## Problem to work on
Copy out all lines where "JSON" appears.
###
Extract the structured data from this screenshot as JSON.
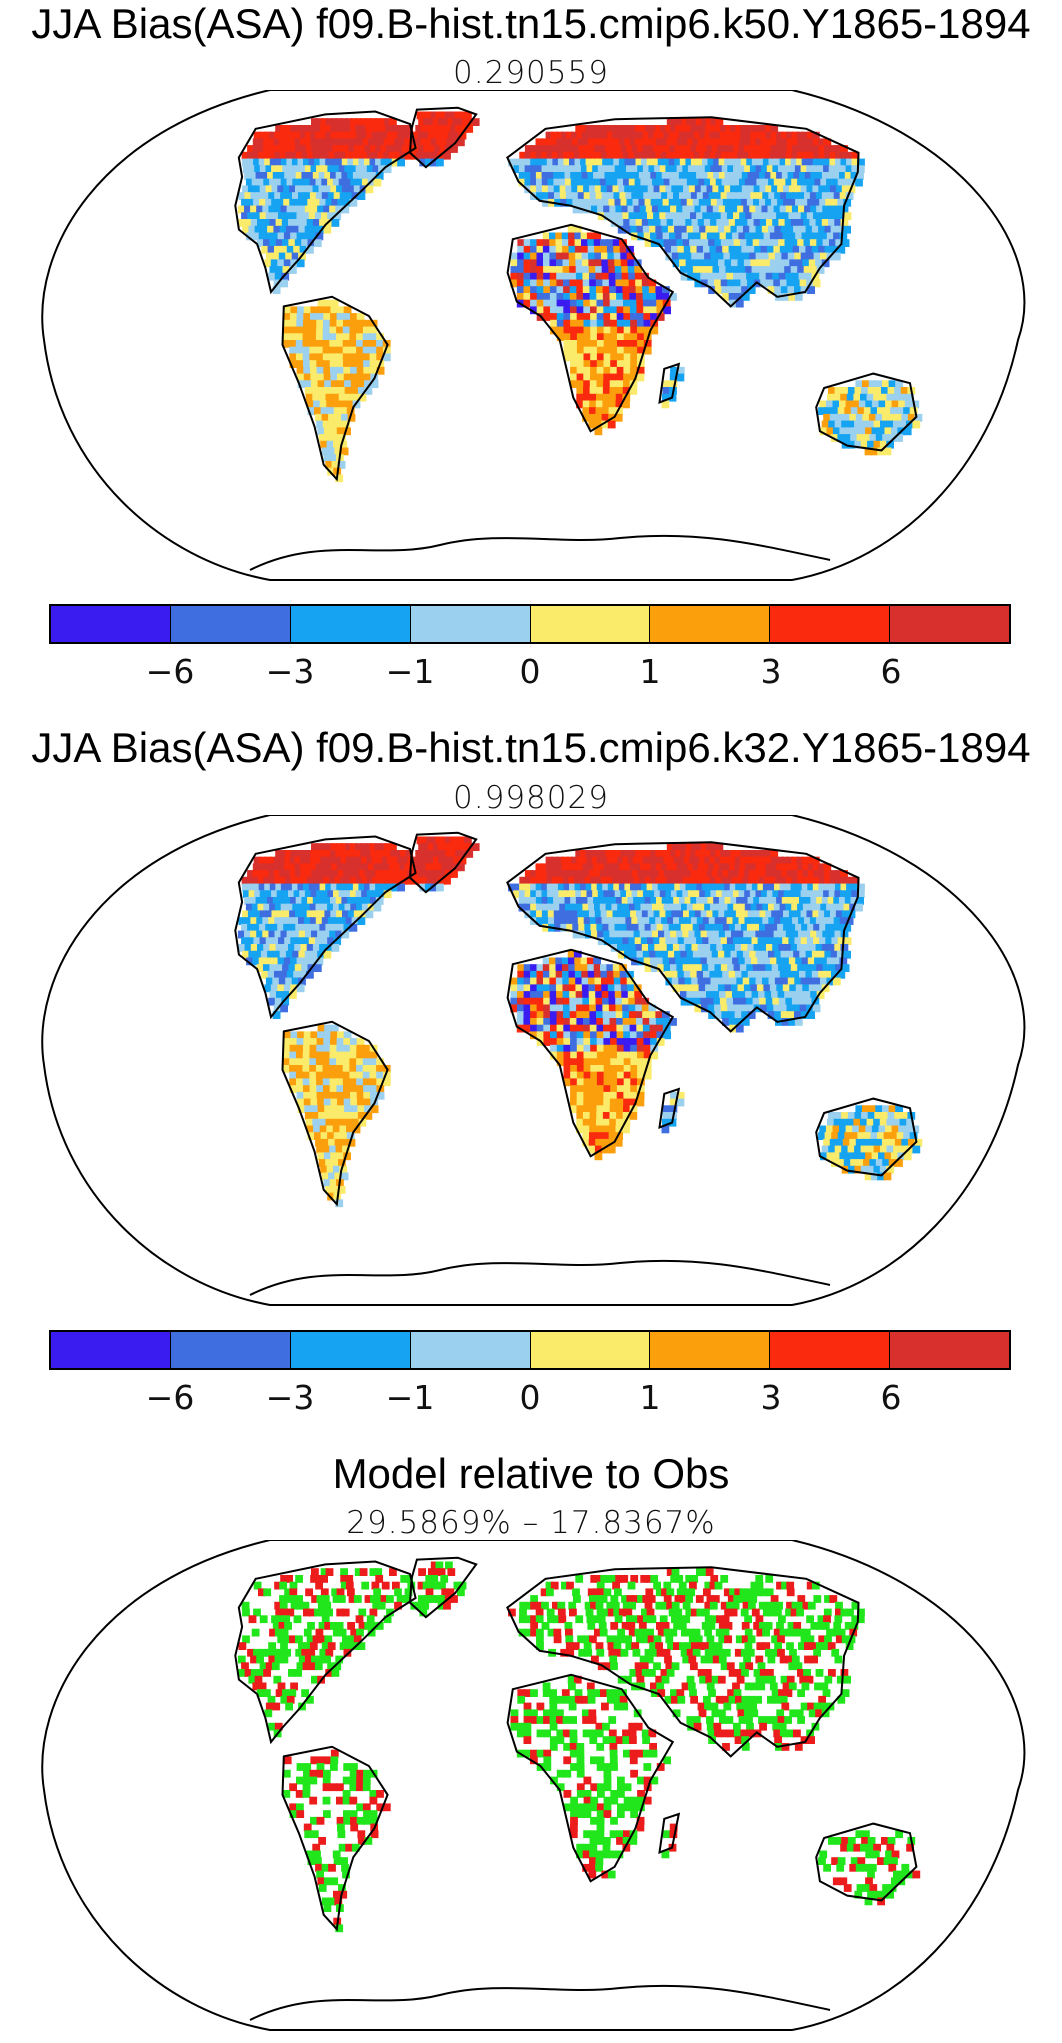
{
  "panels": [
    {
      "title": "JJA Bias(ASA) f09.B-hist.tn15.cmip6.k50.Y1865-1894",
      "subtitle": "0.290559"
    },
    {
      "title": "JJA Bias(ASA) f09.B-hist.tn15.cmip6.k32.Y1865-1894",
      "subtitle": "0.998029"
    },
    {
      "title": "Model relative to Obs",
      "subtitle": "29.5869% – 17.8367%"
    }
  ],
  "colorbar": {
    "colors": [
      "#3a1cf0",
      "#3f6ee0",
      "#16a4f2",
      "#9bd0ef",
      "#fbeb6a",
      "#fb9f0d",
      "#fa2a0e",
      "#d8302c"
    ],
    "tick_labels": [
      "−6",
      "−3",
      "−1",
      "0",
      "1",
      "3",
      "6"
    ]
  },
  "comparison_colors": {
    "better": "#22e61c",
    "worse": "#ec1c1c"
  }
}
###
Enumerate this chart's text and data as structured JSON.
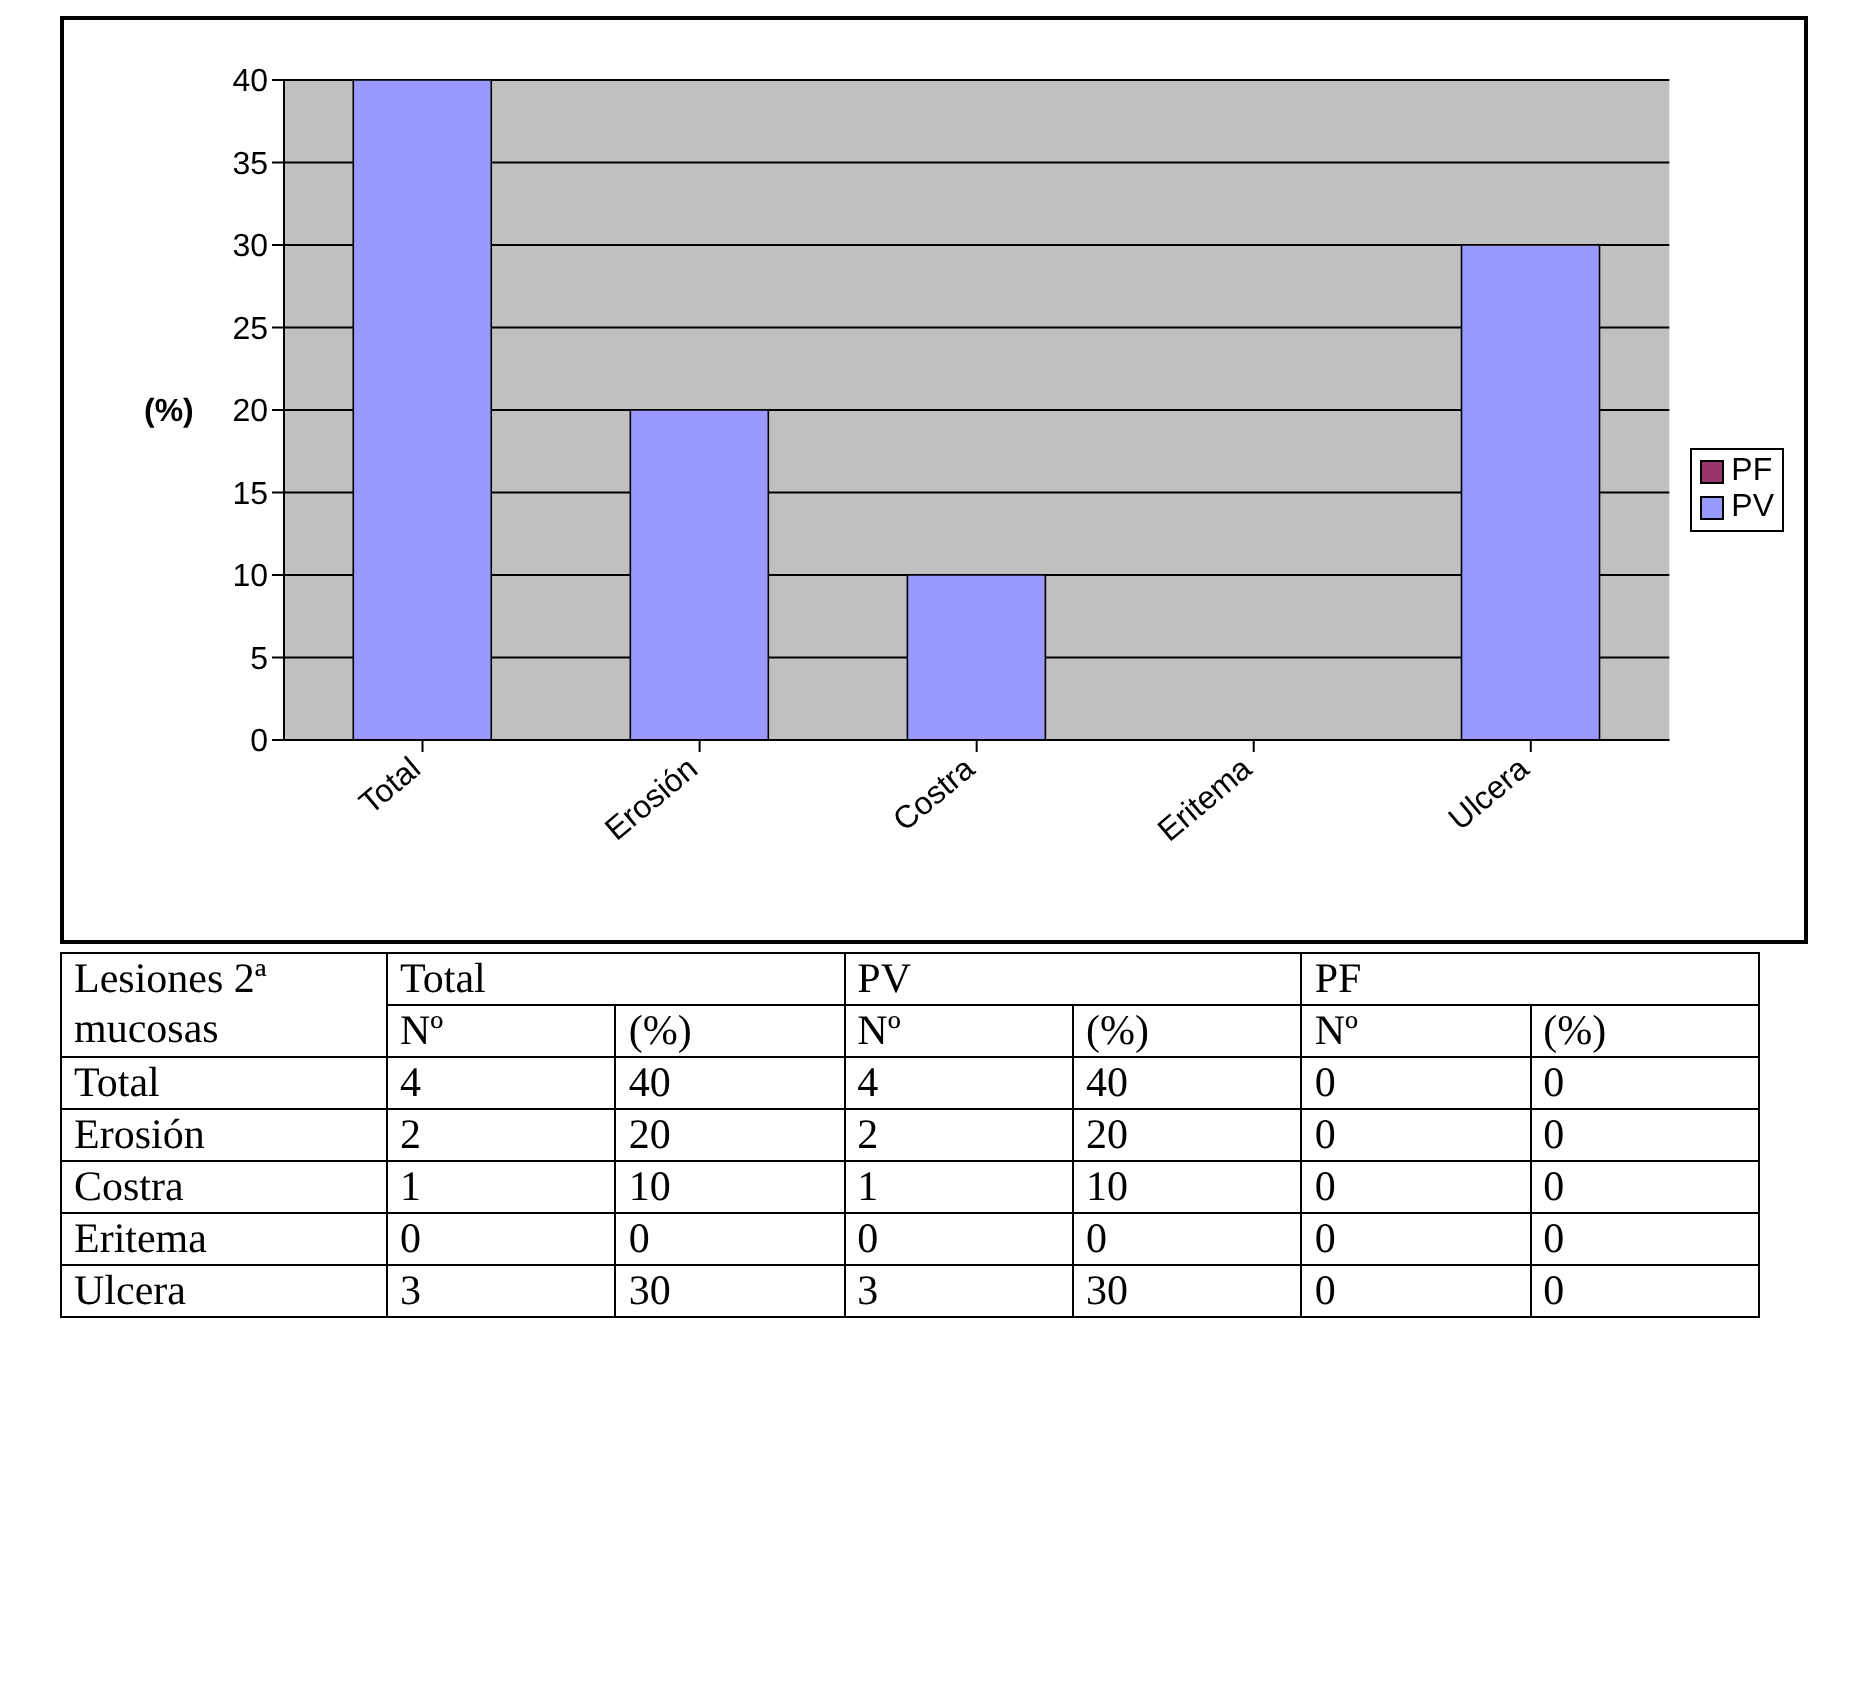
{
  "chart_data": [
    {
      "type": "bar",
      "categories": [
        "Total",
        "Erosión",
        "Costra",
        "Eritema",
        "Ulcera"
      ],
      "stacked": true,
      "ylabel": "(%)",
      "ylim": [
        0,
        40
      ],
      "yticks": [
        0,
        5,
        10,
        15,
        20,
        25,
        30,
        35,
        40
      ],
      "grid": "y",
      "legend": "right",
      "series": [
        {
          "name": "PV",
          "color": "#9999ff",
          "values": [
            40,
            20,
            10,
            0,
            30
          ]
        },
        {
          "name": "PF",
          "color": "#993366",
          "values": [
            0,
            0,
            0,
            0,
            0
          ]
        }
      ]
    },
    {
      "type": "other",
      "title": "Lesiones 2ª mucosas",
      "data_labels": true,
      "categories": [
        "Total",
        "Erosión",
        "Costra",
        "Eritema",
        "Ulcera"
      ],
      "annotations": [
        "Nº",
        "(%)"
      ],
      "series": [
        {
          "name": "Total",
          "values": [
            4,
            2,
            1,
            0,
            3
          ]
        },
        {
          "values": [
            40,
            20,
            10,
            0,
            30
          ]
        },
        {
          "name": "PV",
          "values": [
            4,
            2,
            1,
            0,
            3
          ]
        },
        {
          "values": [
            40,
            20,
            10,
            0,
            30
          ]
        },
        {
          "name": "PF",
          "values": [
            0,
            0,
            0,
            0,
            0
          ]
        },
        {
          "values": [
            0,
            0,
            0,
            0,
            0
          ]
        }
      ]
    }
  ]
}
###
## Output below
Extract the structured data from this screenshot as JSON.
Enumerate this chart's text and data as structured JSON.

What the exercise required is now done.